>> START
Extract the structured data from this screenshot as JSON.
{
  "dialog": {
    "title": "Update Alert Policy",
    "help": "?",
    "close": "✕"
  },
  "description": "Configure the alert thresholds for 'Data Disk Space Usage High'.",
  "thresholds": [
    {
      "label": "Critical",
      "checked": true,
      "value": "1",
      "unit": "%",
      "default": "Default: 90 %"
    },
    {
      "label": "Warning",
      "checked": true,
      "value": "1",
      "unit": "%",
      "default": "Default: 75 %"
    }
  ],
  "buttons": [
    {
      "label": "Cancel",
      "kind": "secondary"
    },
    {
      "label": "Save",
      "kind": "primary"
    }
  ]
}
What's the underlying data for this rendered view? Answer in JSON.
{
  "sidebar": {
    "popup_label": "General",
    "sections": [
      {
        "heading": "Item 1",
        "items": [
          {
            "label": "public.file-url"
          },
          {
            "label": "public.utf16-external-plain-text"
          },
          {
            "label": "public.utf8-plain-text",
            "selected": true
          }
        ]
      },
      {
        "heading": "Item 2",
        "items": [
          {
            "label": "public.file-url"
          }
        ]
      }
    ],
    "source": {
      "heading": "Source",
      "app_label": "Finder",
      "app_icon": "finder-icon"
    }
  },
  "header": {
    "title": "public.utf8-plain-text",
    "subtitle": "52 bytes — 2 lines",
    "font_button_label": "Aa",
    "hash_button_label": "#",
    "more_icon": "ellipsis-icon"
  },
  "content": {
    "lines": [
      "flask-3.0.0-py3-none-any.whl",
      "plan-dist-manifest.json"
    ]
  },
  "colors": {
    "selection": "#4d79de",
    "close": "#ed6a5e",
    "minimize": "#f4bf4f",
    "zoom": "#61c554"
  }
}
>> END
Gather each line of the listing that holds the string "this".

Extract the structured data from this screenshot as JSON.
What's the underlying data for this rendered view? Answer in JSON.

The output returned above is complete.